▶ REQUIRED WORK: Using the records provided below, locate and copy each line that contains the word "this".

[Figure record listings]
══════════════════════════════

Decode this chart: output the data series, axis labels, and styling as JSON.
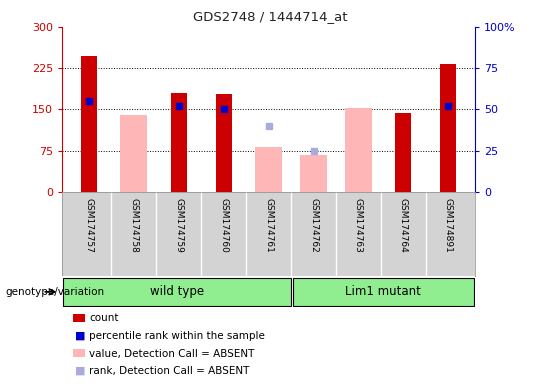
{
  "title": "GDS2748 / 1444714_at",
  "samples": [
    "GSM174757",
    "GSM174758",
    "GSM174759",
    "GSM174760",
    "GSM174761",
    "GSM174762",
    "GSM174763",
    "GSM174764",
    "GSM174891"
  ],
  "count": [
    248,
    null,
    180,
    178,
    null,
    null,
    null,
    143,
    232
  ],
  "percentile_rank": [
    165,
    null,
    157,
    150,
    null,
    null,
    null,
    null,
    157
  ],
  "absent_value": [
    null,
    140,
    null,
    null,
    82,
    68,
    153,
    null,
    null
  ],
  "absent_rank": [
    null,
    null,
    null,
    null,
    120,
    75,
    null,
    null,
    null
  ],
  "wt_count": 5,
  "lm_count": 4,
  "groups": [
    {
      "label": "wild type",
      "color": "#90ee90"
    },
    {
      "label": "Lim1 mutant",
      "color": "#90ee90"
    }
  ],
  "ylim_left": [
    0,
    300
  ],
  "ylim_right": [
    0,
    100
  ],
  "yticks_left": [
    0,
    75,
    150,
    225,
    300
  ],
  "yticks_right": [
    0,
    25,
    50,
    75,
    100
  ],
  "yticklabels_right": [
    "0",
    "25",
    "50",
    "75",
    "100%"
  ],
  "bar_color_count": "#cc0000",
  "bar_color_absent_value": "#ffb6b6",
  "dot_color_rank": "#0000cc",
  "dot_color_absent_rank": "#aaaadd",
  "title_color": "#222222",
  "left_tick_color": "#cc0000",
  "right_tick_color": "#0000cc",
  "background_label": "#d3d3d3",
  "background_geno": "#90ee90",
  "legend_items": [
    {
      "color": "#cc0000",
      "type": "rect",
      "label": "count"
    },
    {
      "color": "#0000cc",
      "type": "square",
      "label": "percentile rank within the sample"
    },
    {
      "color": "#ffb6b6",
      "type": "rect",
      "label": "value, Detection Call = ABSENT"
    },
    {
      "color": "#aaaadd",
      "type": "square",
      "label": "rank, Detection Call = ABSENT"
    }
  ]
}
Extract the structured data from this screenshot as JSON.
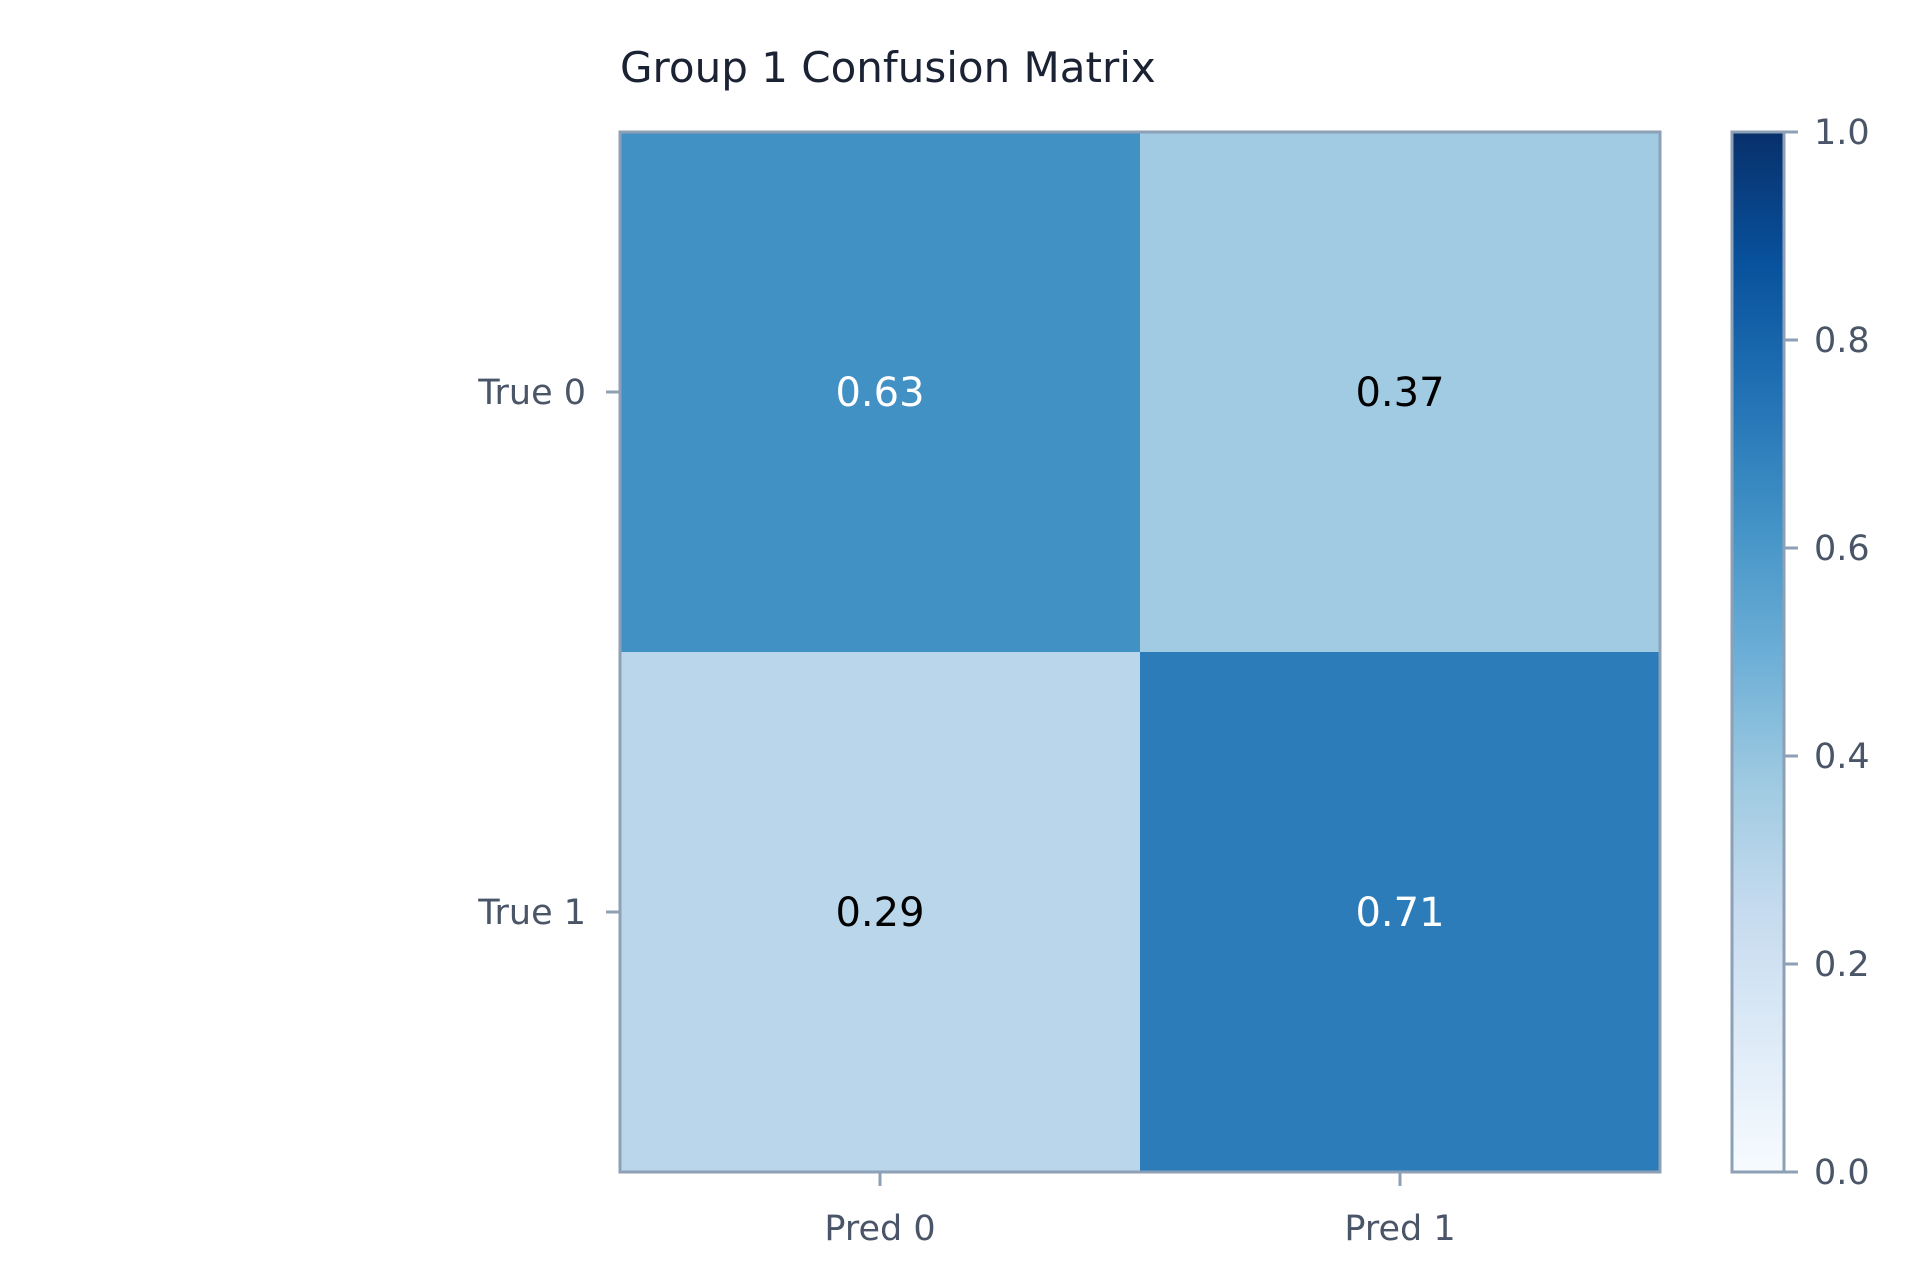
{
  "chart_data": {
    "type": "heatmap",
    "title": "Group 1 Confusion Matrix",
    "x_categories": [
      "Pred 0",
      "Pred 1"
    ],
    "y_categories": [
      "True 0",
      "True 1"
    ],
    "values": [
      [
        0.63,
        0.37
      ],
      [
        0.29,
        0.71
      ]
    ],
    "value_labels": [
      [
        "0.63",
        "0.37"
      ],
      [
        "0.29",
        "0.71"
      ]
    ],
    "colorscale": "Blues",
    "colorbar": {
      "range": [
        0.0,
        1.0
      ],
      "ticks": [
        0.0,
        0.2,
        0.4,
        0.6,
        0.8,
        1.0
      ],
      "tick_labels": [
        "0.0",
        "0.2",
        "0.4",
        "0.6",
        "0.8",
        "1.0"
      ]
    },
    "colors": {
      "axis": "#8ea0b5",
      "tick_text": "#4a5568",
      "title_text": "#1a2233"
    }
  }
}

══════════════════════════════

▶ FINAL ANSWER:
Decode this chart: output the data series, axis labels, and styling as JSON.
Extract the structured data from this screenshot as JSON.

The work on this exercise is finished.